▶

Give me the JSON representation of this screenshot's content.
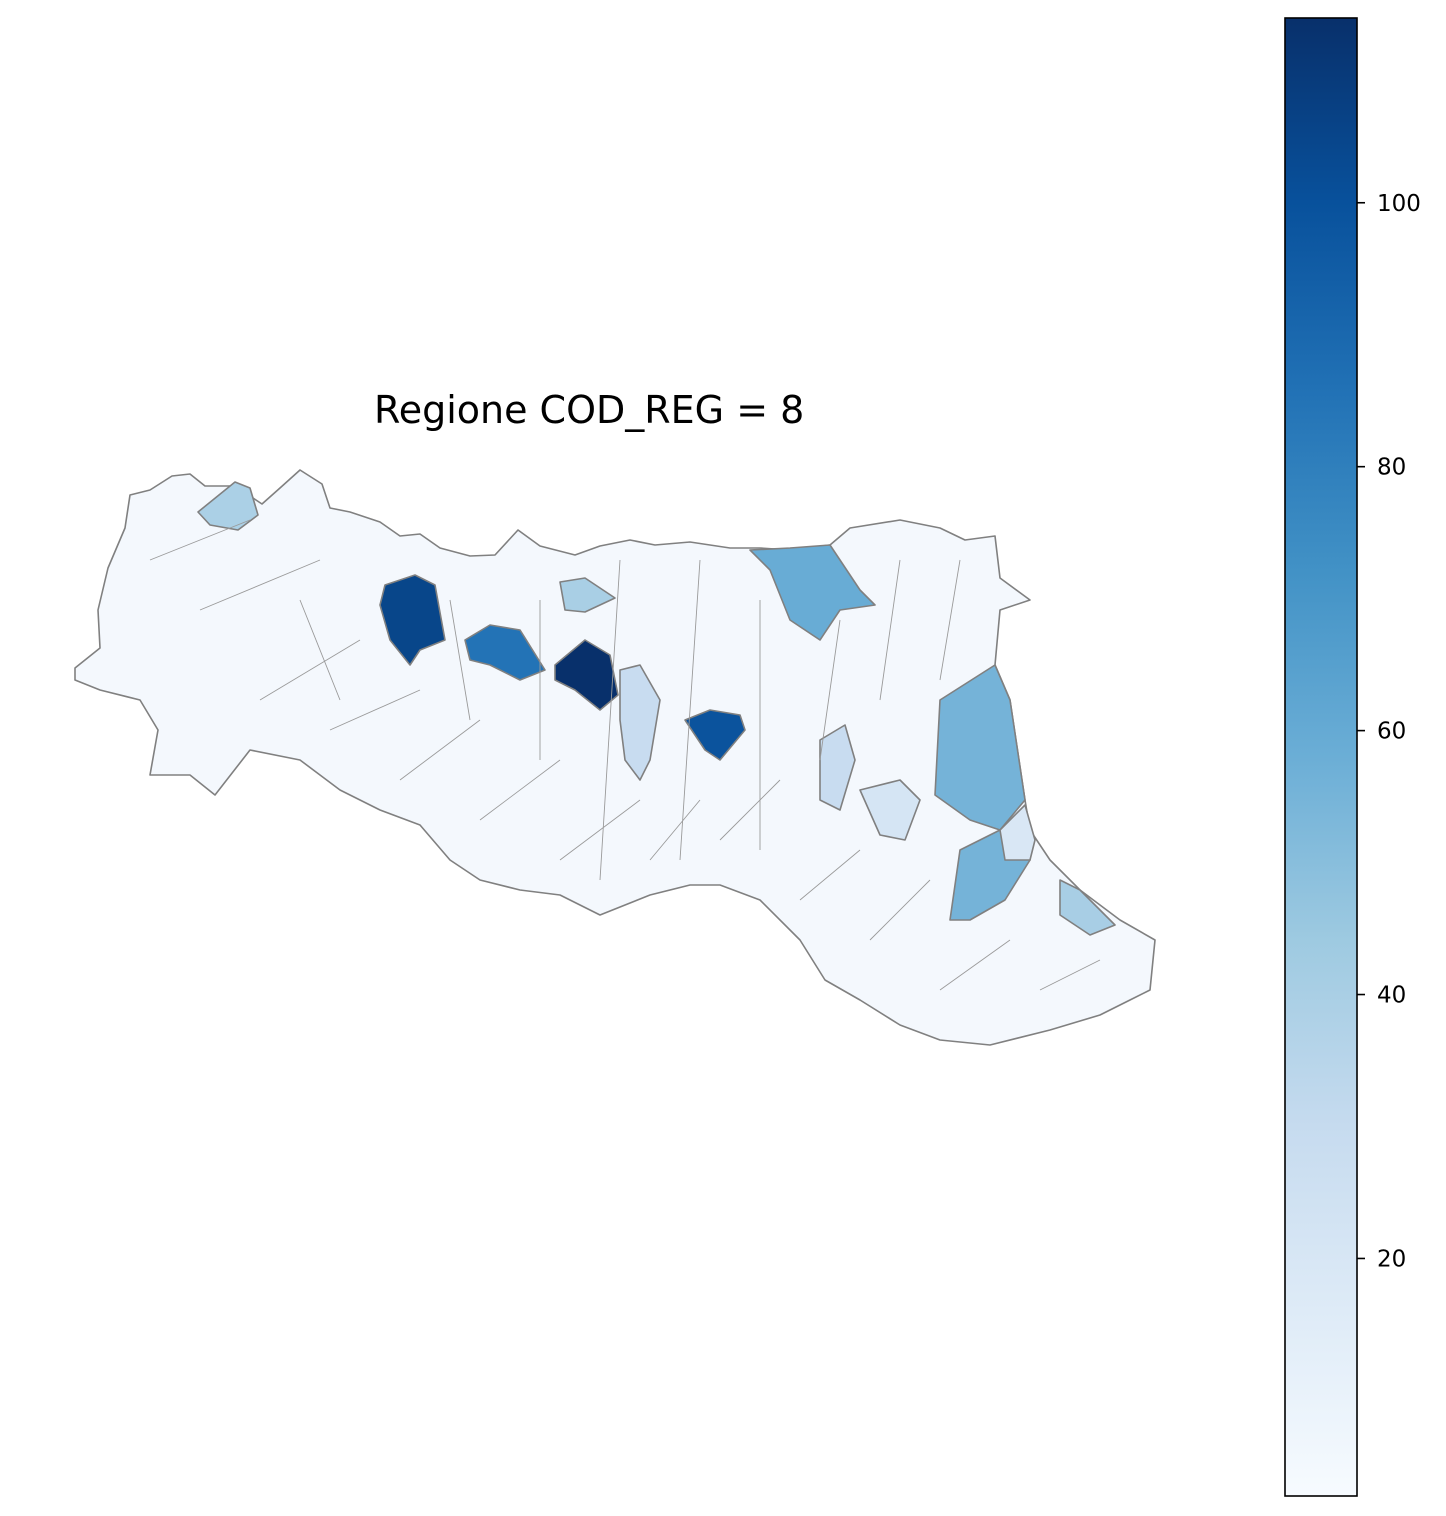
{
  "title": "Regione COD_REG = 8",
  "colormap": {
    "name": "Blues",
    "vmin": 2,
    "vmax": 114,
    "stops": [
      "#f7fbff",
      "#deebf7",
      "#c6dbef",
      "#9ecae1",
      "#6baed6",
      "#4292c6",
      "#2171b5",
      "#08519c",
      "#08306b"
    ]
  },
  "colorbar": {
    "ticks": [
      {
        "value": 20,
        "label": "20"
      },
      {
        "value": 40,
        "label": "40"
      },
      {
        "value": 60,
        "label": "60"
      },
      {
        "value": 80,
        "label": "80"
      },
      {
        "value": 100,
        "label": "100"
      }
    ]
  },
  "styles": {
    "border_color": "#808080",
    "background": "#ffffff"
  }
}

◀

**Do this:**
Quote the listing above in full, except for the pictures.

**Result of this task:**
Give me the JSON representation of this screenshot's content.
{
  "title": "Regione COD_REG = 8",
  "colormap": {
    "name": "Blues",
    "vmin": 2,
    "vmax": 114,
    "stops": [
      "#f7fbff",
      "#deebf7",
      "#c6dbef",
      "#9ecae1",
      "#6baed6",
      "#4292c6",
      "#2171b5",
      "#08519c",
      "#08306b"
    ]
  },
  "colorbar": {
    "ticks": [
      {
        "value": 20,
        "label": "20"
      },
      {
        "value": 40,
        "label": "40"
      },
      {
        "value": 60,
        "label": "60"
      },
      {
        "value": 80,
        "label": "80"
      },
      {
        "value": 100,
        "label": "100"
      }
    ]
  },
  "styles": {
    "border_color": "#808080",
    "background": "#ffffff"
  }
}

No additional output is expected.